Copy each line in the data that includes the word "value".

**EXCERPTED DATA**.
((
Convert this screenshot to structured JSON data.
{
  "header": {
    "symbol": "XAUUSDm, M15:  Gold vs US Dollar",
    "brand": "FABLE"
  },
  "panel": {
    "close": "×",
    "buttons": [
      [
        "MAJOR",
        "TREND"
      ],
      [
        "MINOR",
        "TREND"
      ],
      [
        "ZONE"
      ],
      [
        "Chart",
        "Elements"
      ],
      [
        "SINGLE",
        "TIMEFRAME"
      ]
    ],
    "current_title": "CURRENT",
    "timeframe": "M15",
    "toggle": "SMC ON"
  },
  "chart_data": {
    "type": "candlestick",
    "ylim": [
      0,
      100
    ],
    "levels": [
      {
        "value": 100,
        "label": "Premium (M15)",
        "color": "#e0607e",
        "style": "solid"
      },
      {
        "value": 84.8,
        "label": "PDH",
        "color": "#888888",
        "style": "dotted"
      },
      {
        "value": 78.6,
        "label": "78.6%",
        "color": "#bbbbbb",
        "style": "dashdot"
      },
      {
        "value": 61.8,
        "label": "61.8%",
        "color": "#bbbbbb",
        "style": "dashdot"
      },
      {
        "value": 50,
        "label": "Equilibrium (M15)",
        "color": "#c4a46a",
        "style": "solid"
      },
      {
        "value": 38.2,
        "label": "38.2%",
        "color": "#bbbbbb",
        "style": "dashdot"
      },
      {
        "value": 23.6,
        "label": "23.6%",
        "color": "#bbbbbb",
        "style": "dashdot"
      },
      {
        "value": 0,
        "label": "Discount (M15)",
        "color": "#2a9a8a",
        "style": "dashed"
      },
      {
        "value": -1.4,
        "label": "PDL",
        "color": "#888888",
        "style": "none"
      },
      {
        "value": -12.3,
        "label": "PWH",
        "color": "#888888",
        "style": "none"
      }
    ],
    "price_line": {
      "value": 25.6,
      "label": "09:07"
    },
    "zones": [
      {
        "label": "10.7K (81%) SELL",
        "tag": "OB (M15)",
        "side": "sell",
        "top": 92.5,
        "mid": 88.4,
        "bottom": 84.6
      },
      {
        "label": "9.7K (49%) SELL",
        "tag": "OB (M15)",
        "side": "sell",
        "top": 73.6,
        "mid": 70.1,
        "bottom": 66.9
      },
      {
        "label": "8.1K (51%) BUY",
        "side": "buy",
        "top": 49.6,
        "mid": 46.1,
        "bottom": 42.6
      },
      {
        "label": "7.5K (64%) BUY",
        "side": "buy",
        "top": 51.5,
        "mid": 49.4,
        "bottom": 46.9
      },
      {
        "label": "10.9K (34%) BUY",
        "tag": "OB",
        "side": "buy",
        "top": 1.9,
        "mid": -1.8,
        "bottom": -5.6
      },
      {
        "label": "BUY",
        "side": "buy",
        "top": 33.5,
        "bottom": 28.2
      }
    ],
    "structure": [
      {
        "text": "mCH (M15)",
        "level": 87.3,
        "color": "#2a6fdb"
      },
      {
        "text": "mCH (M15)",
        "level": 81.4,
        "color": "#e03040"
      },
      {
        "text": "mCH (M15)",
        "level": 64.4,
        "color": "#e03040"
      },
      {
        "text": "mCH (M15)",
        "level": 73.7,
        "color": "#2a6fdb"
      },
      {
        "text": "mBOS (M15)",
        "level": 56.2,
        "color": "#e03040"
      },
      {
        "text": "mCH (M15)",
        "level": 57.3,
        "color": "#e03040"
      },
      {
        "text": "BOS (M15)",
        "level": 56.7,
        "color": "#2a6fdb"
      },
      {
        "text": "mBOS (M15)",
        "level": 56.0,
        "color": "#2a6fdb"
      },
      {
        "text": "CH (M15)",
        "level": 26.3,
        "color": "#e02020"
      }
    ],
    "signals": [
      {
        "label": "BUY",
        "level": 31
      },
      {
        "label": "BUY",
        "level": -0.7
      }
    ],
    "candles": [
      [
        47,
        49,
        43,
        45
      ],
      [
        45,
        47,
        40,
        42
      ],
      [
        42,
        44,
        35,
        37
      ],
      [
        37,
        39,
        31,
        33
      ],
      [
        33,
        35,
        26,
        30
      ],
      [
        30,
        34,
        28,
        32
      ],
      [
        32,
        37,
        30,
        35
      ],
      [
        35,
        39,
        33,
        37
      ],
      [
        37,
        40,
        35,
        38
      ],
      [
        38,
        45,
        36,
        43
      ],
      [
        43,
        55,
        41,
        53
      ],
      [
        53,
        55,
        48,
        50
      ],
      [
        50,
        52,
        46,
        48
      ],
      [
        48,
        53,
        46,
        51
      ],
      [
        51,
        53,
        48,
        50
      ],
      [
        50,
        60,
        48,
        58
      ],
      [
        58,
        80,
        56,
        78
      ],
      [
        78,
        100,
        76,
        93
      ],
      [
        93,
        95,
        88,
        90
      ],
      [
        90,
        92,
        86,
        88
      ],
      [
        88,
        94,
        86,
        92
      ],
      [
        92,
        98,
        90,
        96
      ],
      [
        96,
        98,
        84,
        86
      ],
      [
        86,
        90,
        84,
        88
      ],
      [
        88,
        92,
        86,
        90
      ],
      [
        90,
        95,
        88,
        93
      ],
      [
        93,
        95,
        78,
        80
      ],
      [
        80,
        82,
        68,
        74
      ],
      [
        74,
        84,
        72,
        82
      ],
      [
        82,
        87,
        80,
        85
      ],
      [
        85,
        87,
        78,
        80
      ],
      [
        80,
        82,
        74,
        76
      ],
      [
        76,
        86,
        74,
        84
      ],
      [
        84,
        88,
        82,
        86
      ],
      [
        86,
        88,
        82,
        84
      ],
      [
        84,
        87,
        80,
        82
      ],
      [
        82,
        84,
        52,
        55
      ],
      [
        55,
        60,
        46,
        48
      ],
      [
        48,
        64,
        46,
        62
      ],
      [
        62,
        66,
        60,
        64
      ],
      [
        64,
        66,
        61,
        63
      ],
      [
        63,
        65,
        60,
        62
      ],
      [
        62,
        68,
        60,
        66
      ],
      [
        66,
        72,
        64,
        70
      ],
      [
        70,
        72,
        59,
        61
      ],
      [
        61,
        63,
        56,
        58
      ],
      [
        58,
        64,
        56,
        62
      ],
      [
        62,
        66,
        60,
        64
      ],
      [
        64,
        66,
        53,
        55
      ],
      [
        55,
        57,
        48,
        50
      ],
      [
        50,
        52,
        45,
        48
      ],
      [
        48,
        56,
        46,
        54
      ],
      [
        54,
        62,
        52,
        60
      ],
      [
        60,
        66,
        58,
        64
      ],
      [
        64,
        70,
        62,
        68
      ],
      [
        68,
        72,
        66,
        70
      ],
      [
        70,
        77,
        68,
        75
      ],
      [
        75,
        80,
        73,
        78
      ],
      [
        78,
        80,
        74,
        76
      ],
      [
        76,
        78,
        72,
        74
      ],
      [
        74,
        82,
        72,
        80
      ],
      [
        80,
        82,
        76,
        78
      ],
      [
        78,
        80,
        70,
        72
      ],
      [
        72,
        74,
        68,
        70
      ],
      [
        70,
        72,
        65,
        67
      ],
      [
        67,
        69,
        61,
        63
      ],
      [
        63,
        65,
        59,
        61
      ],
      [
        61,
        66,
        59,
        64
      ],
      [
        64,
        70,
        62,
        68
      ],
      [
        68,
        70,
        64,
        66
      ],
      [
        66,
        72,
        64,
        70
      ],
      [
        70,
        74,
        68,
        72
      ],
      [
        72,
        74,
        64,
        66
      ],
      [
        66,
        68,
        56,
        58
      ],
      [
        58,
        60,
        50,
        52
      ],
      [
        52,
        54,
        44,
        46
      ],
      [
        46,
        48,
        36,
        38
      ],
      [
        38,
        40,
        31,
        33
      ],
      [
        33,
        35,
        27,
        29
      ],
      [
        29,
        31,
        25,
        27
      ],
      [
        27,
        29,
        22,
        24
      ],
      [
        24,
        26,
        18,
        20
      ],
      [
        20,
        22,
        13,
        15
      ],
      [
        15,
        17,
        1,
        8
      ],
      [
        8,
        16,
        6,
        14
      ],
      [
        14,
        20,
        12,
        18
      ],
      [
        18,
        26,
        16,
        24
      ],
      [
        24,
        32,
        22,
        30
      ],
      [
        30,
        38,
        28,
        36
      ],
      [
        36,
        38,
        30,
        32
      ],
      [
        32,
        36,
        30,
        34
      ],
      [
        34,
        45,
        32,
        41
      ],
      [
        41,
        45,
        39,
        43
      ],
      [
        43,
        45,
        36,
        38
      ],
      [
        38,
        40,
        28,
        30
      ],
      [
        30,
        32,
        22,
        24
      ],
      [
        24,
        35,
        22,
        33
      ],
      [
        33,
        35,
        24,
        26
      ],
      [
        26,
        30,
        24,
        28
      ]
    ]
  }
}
))
**OUTPUT FOR THIS EXERCISE**.
        "value": 100,
        "value": 84.8,
        "value": 78.6,
        "value": 61.8,
        "value": 50,
        "value": 38.2,
        "value": 23.6,
        "value": 0,
        "value": -1.4,
        "value": -12.3,
      "value": 25.6,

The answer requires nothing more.